Task directions: Transcribe the records below exactly, leaving out any pictures.

[Extracted records]
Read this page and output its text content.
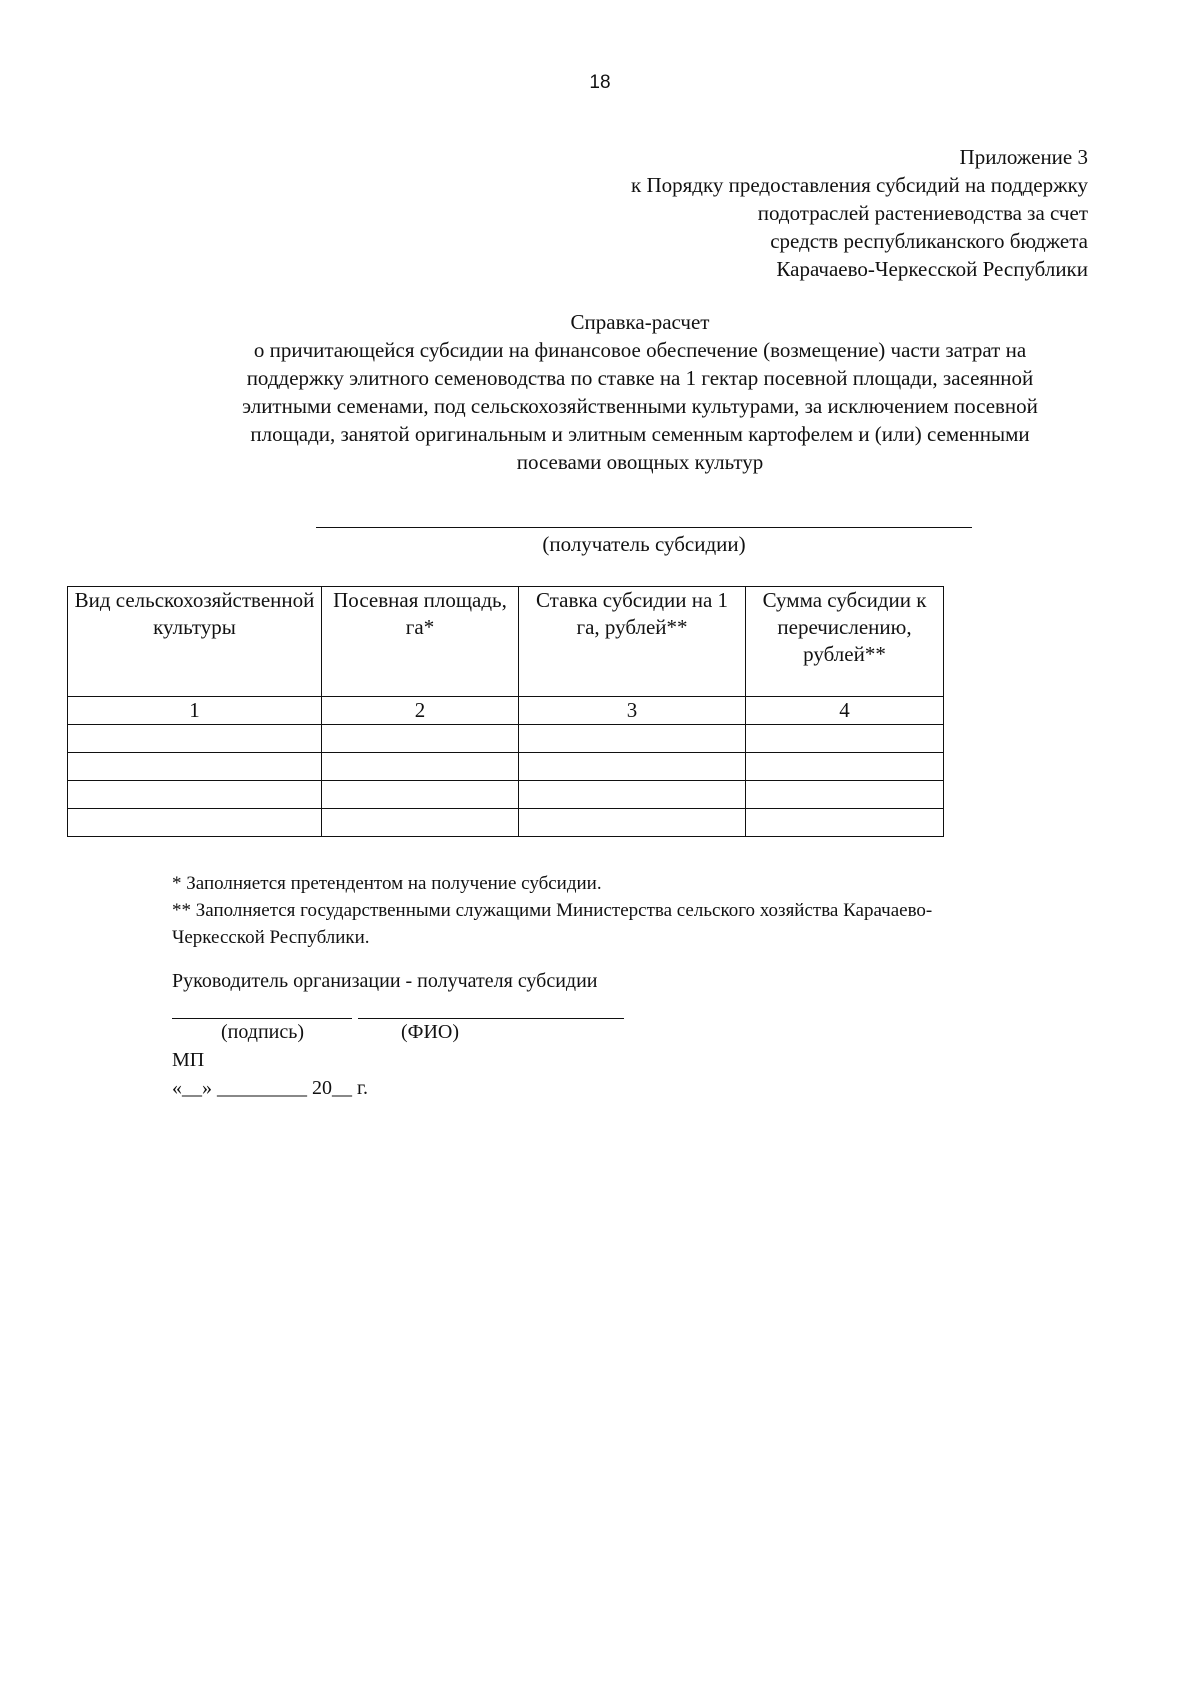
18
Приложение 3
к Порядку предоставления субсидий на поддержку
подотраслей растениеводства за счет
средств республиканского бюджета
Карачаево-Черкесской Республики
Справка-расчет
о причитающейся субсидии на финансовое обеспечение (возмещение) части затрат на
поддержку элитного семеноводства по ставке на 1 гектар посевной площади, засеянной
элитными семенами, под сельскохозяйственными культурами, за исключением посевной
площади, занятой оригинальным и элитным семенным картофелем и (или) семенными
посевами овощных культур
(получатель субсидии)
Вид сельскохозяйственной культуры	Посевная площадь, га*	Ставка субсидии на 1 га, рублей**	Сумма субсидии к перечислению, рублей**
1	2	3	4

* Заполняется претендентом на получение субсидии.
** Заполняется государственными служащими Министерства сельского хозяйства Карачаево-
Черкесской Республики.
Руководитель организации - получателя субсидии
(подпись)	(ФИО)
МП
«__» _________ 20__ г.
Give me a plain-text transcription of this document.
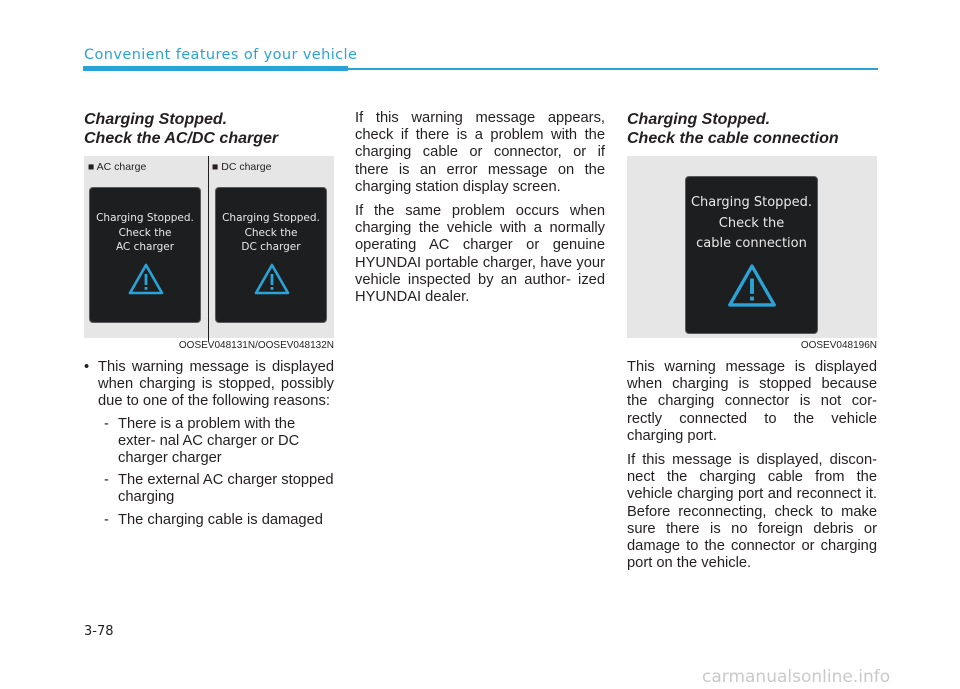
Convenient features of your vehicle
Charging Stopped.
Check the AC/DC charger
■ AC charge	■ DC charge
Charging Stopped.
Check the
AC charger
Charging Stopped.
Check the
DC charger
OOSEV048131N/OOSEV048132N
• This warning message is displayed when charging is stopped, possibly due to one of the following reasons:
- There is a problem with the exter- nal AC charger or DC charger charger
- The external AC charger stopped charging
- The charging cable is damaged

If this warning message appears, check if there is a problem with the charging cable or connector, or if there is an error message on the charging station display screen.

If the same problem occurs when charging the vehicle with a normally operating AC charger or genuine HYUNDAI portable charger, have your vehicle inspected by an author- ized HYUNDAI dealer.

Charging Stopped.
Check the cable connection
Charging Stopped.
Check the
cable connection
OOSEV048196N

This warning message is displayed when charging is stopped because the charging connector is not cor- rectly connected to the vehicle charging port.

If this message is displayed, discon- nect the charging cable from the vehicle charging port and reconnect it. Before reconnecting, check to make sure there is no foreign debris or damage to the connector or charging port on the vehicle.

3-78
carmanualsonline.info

Result for this task:
Read this page and output its text content.
18
Приложение 3
к Порядку предоставления субсидий на поддержку
подотраслей растениеводства за счет
средств республиканского бюджета
Карачаево-Черкесской Республики
Справка-расчет
о причитающейся субсидии на финансовое обеспечение (возмещение) части затрат на
поддержку элитного семеноводства по ставке на 1 гектар посевной площади, засеянной
элитными семенами, под сельскохозяйственными культурами, за исключением посевной
площади, занятой оригинальным и элитным семенным картофелем и (или) семенными
посевами овощных культур
(получатель субсидии)
Вид сельскохозяйственной культуры	Посевная площадь, га*	Ставка субсидии на 1 га, рублей**	Сумма субсидии к перечислению, рублей**
1	2	3	4

* Заполняется претендентом на получение субсидии.
** Заполняется государственными служащими Министерства сельского хозяйства Карачаево-
Черкесской Республики.
Руководитель организации - получателя субсидии
(подпись)	(ФИО)
МП
«__» _________ 20__ г.
Give me a plain-text transcription of this document.
Convenient features of your vehicle
Charging Stopped.
Check the AC/DC charger
■ AC charge	■ DC charge
Charging Stopped.
Check the
AC charger
Charging Stopped.
Check the
DC charger
OOSEV048131N/OOSEV048132N
• This warning message is displayed when charging is stopped, possibly due to one of the following reasons:
- There is a problem with the exter- nal AC charger or DC charger charger
- The external AC charger stopped charging
- The charging cable is damaged

If this warning message appears, check if there is a problem with the charging cable or connector, or if there is an error message on the charging station display screen.

If the same problem occurs when charging the vehicle with a normally operating AC charger or genuine HYUNDAI portable charger, have your vehicle inspected by an author- ized HYUNDAI dealer.

Charging Stopped.
Check the cable connection
Charging Stopped.
Check the
cable connection
OOSEV048196N

This warning message is displayed when charging is stopped because the charging connector is not cor- rectly connected to the vehicle charging port.

If this message is displayed, discon- nect the charging cable from the vehicle charging port and reconnect it. Before reconnecting, check to make sure there is no foreign debris or damage to the connector or charging port on the vehicle.

3-78
carmanualsonline.info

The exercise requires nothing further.